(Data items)
"""
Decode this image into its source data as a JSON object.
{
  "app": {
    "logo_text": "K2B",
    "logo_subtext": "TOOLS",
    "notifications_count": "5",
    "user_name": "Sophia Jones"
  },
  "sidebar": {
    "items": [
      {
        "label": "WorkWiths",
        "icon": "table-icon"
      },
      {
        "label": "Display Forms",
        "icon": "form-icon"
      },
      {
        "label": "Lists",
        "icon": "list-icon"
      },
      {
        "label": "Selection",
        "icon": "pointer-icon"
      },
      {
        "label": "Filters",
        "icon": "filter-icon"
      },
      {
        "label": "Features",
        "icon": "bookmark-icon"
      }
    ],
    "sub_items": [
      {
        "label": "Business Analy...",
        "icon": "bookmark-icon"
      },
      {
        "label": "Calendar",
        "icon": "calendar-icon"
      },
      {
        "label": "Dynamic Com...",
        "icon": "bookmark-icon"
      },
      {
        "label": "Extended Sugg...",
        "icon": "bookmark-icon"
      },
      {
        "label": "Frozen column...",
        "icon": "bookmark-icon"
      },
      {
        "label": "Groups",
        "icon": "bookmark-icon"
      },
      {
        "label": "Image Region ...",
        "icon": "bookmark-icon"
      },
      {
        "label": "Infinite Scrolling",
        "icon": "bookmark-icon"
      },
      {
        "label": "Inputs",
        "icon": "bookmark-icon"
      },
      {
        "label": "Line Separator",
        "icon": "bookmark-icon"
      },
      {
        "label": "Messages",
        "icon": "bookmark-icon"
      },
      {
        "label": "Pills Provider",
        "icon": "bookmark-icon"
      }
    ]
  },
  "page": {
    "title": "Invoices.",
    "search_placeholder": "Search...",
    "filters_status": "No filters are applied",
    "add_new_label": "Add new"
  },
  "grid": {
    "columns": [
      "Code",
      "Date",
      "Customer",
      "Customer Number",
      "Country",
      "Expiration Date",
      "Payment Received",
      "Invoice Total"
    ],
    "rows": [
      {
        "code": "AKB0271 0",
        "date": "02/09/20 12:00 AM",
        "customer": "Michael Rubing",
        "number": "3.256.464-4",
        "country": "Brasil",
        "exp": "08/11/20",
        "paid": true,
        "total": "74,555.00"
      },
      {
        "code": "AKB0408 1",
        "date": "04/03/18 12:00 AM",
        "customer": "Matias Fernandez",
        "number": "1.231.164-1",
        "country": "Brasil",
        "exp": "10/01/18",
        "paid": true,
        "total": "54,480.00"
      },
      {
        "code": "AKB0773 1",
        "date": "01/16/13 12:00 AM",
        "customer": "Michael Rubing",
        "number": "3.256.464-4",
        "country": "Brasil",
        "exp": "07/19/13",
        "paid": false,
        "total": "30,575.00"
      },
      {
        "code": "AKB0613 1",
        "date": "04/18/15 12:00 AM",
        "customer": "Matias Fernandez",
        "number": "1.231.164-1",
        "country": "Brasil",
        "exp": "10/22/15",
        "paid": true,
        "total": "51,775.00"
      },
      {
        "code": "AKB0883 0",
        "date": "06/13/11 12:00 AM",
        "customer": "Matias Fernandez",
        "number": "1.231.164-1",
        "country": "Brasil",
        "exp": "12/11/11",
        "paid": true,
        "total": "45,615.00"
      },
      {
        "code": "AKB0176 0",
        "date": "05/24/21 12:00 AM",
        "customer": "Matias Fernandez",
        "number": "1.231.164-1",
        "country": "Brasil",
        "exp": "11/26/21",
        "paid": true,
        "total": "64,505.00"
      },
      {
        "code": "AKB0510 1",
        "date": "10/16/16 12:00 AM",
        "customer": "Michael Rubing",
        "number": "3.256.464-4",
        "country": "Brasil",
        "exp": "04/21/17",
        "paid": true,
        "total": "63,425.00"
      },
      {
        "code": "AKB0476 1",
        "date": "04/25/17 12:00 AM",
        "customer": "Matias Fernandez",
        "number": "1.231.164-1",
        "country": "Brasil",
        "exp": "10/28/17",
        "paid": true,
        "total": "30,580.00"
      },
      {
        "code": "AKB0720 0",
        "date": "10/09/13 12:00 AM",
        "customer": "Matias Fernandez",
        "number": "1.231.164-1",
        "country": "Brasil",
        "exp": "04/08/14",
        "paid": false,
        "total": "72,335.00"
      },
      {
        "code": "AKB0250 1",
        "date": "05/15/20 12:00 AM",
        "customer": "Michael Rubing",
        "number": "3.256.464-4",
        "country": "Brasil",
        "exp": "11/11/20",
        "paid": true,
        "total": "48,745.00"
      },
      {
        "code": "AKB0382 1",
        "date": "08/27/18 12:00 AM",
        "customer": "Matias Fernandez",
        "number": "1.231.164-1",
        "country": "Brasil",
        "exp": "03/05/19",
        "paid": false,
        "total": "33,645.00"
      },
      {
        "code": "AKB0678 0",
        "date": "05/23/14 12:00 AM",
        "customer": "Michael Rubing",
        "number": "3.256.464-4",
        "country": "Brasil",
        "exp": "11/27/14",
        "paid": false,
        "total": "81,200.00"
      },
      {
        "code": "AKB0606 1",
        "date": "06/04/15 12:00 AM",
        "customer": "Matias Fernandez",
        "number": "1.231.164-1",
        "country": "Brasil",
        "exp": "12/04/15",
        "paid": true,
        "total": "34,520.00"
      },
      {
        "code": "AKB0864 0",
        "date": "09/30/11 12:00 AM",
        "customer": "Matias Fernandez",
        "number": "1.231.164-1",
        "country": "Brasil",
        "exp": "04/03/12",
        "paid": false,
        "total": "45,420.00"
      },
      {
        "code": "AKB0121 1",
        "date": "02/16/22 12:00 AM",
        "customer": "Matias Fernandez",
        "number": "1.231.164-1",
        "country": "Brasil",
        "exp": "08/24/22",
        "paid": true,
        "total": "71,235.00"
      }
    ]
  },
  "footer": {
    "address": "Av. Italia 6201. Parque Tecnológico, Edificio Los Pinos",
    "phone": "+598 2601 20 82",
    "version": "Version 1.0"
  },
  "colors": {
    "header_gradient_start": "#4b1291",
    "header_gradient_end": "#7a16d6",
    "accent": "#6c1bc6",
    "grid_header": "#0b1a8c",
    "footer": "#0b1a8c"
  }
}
"""
**Objective**
Repeat all of the records above exactly as written.

**Result**
Decode this image into its source data as a JSON object.
{
  "app": {
    "logo_text": "K2B",
    "logo_subtext": "TOOLS",
    "notifications_count": "5",
    "user_name": "Sophia Jones"
  },
  "sidebar": {
    "items": [
      {
        "label": "WorkWiths",
        "icon": "table-icon"
      },
      {
        "label": "Display Forms",
        "icon": "form-icon"
      },
      {
        "label": "Lists",
        "icon": "list-icon"
      },
      {
        "label": "Selection",
        "icon": "pointer-icon"
      },
      {
        "label": "Filters",
        "icon": "filter-icon"
      },
      {
        "label": "Features",
        "icon": "bookmark-icon"
      }
    ],
    "sub_items": [
      {
        "label": "Business Analy...",
        "icon": "bookmark-icon"
      },
      {
        "label": "Calendar",
        "icon": "calendar-icon"
      },
      {
        "label": "Dynamic Com...",
        "icon": "bookmark-icon"
      },
      {
        "label": "Extended Sugg...",
        "icon": "bookmark-icon"
      },
      {
        "label": "Frozen column...",
        "icon": "bookmark-icon"
      },
      {
        "label": "Groups",
        "icon": "bookmark-icon"
      },
      {
        "label": "Image Region ...",
        "icon": "bookmark-icon"
      },
      {
        "label": "Infinite Scrolling",
        "icon": "bookmark-icon"
      },
      {
        "label": "Inputs",
        "icon": "bookmark-icon"
      },
      {
        "label": "Line Separator",
        "icon": "bookmark-icon"
      },
      {
        "label": "Messages",
        "icon": "bookmark-icon"
      },
      {
        "label": "Pills Provider",
        "icon": "bookmark-icon"
      }
    ]
  },
  "page": {
    "title": "Invoices.",
    "search_placeholder": "Search...",
    "filters_status": "No filters are applied",
    "add_new_label": "Add new"
  },
  "grid": {
    "columns": [
      "Code",
      "Date",
      "Customer",
      "Customer Number",
      "Country",
      "Expiration Date",
      "Payment Received",
      "Invoice Total"
    ],
    "rows": [
      {
        "code": "AKB0271 0",
        "date": "02/09/20 12:00 AM",
        "customer": "Michael Rubing",
        "number": "3.256.464-4",
        "country": "Brasil",
        "exp": "08/11/20",
        "paid": true,
        "total": "74,555.00"
      },
      {
        "code": "AKB0408 1",
        "date": "04/03/18 12:00 AM",
        "customer": "Matias Fernandez",
        "number": "1.231.164-1",
        "country": "Brasil",
        "exp": "10/01/18",
        "paid": true,
        "total": "54,480.00"
      },
      {
        "code": "AKB0773 1",
        "date": "01/16/13 12:00 AM",
        "customer": "Michael Rubing",
        "number": "3.256.464-4",
        "country": "Brasil",
        "exp": "07/19/13",
        "paid": false,
        "total": "30,575.00"
      },
      {
        "code": "AKB0613 1",
        "date": "04/18/15 12:00 AM",
        "customer": "Matias Fernandez",
        "number": "1.231.164-1",
        "country": "Brasil",
        "exp": "10/22/15",
        "paid": true,
        "total": "51,775.00"
      },
      {
        "code": "AKB0883 0",
        "date": "06/13/11 12:00 AM",
        "customer": "Matias Fernandez",
        "number": "1.231.164-1",
        "country": "Brasil",
        "exp": "12/11/11",
        "paid": true,
        "total": "45,615.00"
      },
      {
        "code": "AKB0176 0",
        "date": "05/24/21 12:00 AM",
        "customer": "Matias Fernandez",
        "number": "1.231.164-1",
        "country": "Brasil",
        "exp": "11/26/21",
        "paid": true,
        "total": "64,505.00"
      },
      {
        "code": "AKB0510 1",
        "date": "10/16/16 12:00 AM",
        "customer": "Michael Rubing",
        "number": "3.256.464-4",
        "country": "Brasil",
        "exp": "04/21/17",
        "paid": true,
        "total": "63,425.00"
      },
      {
        "code": "AKB0476 1",
        "date": "04/25/17 12:00 AM",
        "customer": "Matias Fernandez",
        "number": "1.231.164-1",
        "country": "Brasil",
        "exp": "10/28/17",
        "paid": true,
        "total": "30,580.00"
      },
      {
        "code": "AKB0720 0",
        "date": "10/09/13 12:00 AM",
        "customer": "Matias Fernandez",
        "number": "1.231.164-1",
        "country": "Brasil",
        "exp": "04/08/14",
        "paid": false,
        "total": "72,335.00"
      },
      {
        "code": "AKB0250 1",
        "date": "05/15/20 12:00 AM",
        "customer": "Michael Rubing",
        "number": "3.256.464-4",
        "country": "Brasil",
        "exp": "11/11/20",
        "paid": true,
        "total": "48,745.00"
      },
      {
        "code": "AKB0382 1",
        "date": "08/27/18 12:00 AM",
        "customer": "Matias Fernandez",
        "number": "1.231.164-1",
        "country": "Brasil",
        "exp": "03/05/19",
        "paid": false,
        "total": "33,645.00"
      },
      {
        "code": "AKB0678 0",
        "date": "05/23/14 12:00 AM",
        "customer": "Michael Rubing",
        "number": "3.256.464-4",
        "country": "Brasil",
        "exp": "11/27/14",
        "paid": false,
        "total": "81,200.00"
      },
      {
        "code": "AKB0606 1",
        "date": "06/04/15 12:00 AM",
        "customer": "Matias Fernandez",
        "number": "1.231.164-1",
        "country": "Brasil",
        "exp": "12/04/15",
        "paid": true,
        "total": "34,520.00"
      },
      {
        "code": "AKB0864 0",
        "date": "09/30/11 12:00 AM",
        "customer": "Matias Fernandez",
        "number": "1.231.164-1",
        "country": "Brasil",
        "exp": "04/03/12",
        "paid": false,
        "total": "45,420.00"
      },
      {
        "code": "AKB0121 1",
        "date": "02/16/22 12:00 AM",
        "customer": "Matias Fernandez",
        "number": "1.231.164-1",
        "country": "Brasil",
        "exp": "08/24/22",
        "paid": true,
        "total": "71,235.00"
      }
    ]
  },
  "footer": {
    "address": "Av. Italia 6201. Parque Tecnológico, Edificio Los Pinos",
    "phone": "+598 2601 20 82",
    "version": "Version 1.0"
  },
  "colors": {
    "header_gradient_start": "#4b1291",
    "header_gradient_end": "#7a16d6",
    "accent": "#6c1bc6",
    "grid_header": "#0b1a8c",
    "footer": "#0b1a8c"
  }
}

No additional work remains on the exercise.